#### [Exercise]
Please output the lines shown below exactly as they appear.
- - - -
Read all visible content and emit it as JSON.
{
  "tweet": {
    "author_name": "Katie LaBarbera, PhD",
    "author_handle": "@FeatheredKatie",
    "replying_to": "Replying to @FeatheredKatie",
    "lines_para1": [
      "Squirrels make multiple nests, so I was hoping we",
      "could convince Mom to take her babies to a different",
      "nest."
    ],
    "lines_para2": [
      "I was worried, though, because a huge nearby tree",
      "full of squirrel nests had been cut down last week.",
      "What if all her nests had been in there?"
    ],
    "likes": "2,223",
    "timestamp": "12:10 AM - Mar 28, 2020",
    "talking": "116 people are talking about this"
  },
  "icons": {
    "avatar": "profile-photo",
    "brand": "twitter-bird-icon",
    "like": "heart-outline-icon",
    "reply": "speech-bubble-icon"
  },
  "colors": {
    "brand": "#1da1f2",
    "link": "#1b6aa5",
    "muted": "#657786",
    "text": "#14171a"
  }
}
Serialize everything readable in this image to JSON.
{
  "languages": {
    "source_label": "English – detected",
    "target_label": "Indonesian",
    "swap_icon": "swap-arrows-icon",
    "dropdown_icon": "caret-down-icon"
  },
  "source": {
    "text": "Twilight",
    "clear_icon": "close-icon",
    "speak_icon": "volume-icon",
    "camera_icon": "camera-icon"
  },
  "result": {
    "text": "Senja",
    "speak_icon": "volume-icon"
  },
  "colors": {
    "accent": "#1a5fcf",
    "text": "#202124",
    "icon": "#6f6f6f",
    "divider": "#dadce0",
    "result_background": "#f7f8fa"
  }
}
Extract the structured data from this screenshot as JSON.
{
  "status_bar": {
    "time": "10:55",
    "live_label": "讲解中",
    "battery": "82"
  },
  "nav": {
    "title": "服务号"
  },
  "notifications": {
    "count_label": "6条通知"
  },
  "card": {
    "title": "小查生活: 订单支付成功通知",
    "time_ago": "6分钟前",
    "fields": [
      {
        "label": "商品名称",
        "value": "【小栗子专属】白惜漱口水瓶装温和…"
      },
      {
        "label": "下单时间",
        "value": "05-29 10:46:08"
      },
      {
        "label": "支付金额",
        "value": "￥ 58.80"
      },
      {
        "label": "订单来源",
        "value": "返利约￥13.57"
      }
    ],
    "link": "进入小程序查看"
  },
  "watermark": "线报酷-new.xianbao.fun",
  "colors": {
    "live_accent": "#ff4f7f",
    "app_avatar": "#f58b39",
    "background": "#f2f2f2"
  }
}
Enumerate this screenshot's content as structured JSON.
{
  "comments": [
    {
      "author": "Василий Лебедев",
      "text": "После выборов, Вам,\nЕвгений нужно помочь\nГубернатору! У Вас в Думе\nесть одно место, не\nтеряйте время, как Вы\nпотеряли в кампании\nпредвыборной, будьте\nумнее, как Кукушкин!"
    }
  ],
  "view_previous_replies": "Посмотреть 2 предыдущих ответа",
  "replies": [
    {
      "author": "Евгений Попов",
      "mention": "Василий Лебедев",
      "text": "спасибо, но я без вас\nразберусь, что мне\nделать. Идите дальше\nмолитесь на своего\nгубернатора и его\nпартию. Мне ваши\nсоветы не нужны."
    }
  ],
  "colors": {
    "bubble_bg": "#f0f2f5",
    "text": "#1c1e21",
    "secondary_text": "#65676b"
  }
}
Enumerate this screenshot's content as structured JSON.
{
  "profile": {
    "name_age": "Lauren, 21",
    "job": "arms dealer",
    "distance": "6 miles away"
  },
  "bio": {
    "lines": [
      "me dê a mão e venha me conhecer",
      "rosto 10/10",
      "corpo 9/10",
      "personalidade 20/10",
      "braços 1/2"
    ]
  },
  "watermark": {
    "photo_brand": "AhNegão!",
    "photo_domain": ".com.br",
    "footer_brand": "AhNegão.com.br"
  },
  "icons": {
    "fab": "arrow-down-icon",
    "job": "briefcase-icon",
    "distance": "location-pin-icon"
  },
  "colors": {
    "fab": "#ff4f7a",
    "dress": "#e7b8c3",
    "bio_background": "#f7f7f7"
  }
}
- - - -
#### [Exercise answer]
Read all visible content and emit it as JSON.
{
  "tweet": {
    "author_name": "Katie LaBarbera, PhD",
    "author_handle": "@FeatheredKatie",
    "replying_to": "Replying to @FeatheredKatie",
    "lines_para1": [
      "Squirrels make multiple nests, so I was hoping we",
      "could convince Mom to take her babies to a different",
      "nest."
    ],
    "lines_para2": [
      "I was worried, though, because a huge nearby tree",
      "full of squirrel nests had been cut down last week.",
      "What if all her nests had been in there?"
    ],
    "likes": "2,223",
    "timestamp": "12:10 AM - Mar 28, 2020",
    "talking": "116 people are talking about this"
  },
  "icons": {
    "avatar": "profile-photo",
    "brand": "twitter-bird-icon",
    "like": "heart-outline-icon",
    "reply": "speech-bubble-icon"
  },
  "colors": {
    "brand": "#1da1f2",
    "link": "#1b6aa5",
    "muted": "#657786",
    "text": "#14171a"
  }
}
Serialize everything readable in this image to JSON.
{
  "languages": {
    "source_label": "English – detected",
    "target_label": "Indonesian",
    "swap_icon": "swap-arrows-icon",
    "dropdown_icon": "caret-down-icon"
  },
  "source": {
    "text": "Twilight",
    "clear_icon": "close-icon",
    "speak_icon": "volume-icon",
    "camera_icon": "camera-icon"
  },
  "result": {
    "text": "Senja",
    "speak_icon": "volume-icon"
  },
  "colors": {
    "accent": "#1a5fcf",
    "text": "#202124",
    "icon": "#6f6f6f",
    "divider": "#dadce0",
    "result_background": "#f7f8fa"
  }
}
Extract the structured data from this screenshot as JSON.
{
  "status_bar": {
    "time": "10:55",
    "live_label": "讲解中",
    "battery": "82"
  },
  "nav": {
    "title": "服务号"
  },
  "notifications": {
    "count_label": "6条通知"
  },
  "card": {
    "title": "小查生活: 订单支付成功通知",
    "time_ago": "6分钟前",
    "fields": [
      {
        "label": "商品名称",
        "value": "【小栗子专属】白惜漱口水瓶装温和…"
      },
      {
        "label": "下单时间",
        "value": "05-29 10:46:08"
      },
      {
        "label": "支付金额",
        "value": "￥ 58.80"
      },
      {
        "label": "订单来源",
        "value": "返利约￥13.57"
      }
    ],
    "link": "进入小程序查看"
  },
  "watermark": "线报酷-new.xianbao.fun",
  "colors": {
    "live_accent": "#ff4f7f",
    "app_avatar": "#f58b39",
    "background": "#f2f2f2"
  }
}
Enumerate this screenshot's content as structured JSON.
{
  "comments": [
    {
      "author": "Василий Лебедев",
      "text": "После выборов, Вам,\nЕвгений нужно помочь\nГубернатору! У Вас в Думе\nесть одно место, не\nтеряйте время, как Вы\nпотеряли в кампании\nпредвыборной, будьте\nумнее, как Кукушкин!"
    }
  ],
  "view_previous_replies": "Посмотреть 2 предыдущих ответа",
  "replies": [
    {
      "author": "Евгений Попов",
      "mention": "Василий Лебедев",
      "text": "спасибо, но я без вас\nразберусь, что мне\nделать. Идите дальше\nмолитесь на своего\nгубернатора и его\nпартию. Мне ваши\nсоветы не нужны."
    }
  ],
  "colors": {
    "bubble_bg": "#f0f2f5",
    "text": "#1c1e21",
    "secondary_text": "#65676b"
  }
}
Enumerate this screenshot's content as structured JSON.
{
  "profile": {
    "name_age": "Lauren, 21",
    "job": "arms dealer",
    "distance": "6 miles away"
  },
  "bio": {
    "lines": [
      "me dê a mão e venha me conhecer",
      "rosto 10/10",
      "corpo 9/10",
      "personalidade 20/10",
      "braços 1/2"
    ]
  },
  "watermark": {
    "photo_brand": "AhNegão!",
    "photo_domain": ".com.br",
    "footer_brand": "AhNegão.com.br"
  },
  "icons": {
    "fab": "arrow-down-icon",
    "job": "briefcase-icon",
    "distance": "location-pin-icon"
  },
  "colors": {
    "fab": "#ff4f7a",
    "dress": "#e7b8c3",
    "bio_background": "#f7f7f7"
  }
}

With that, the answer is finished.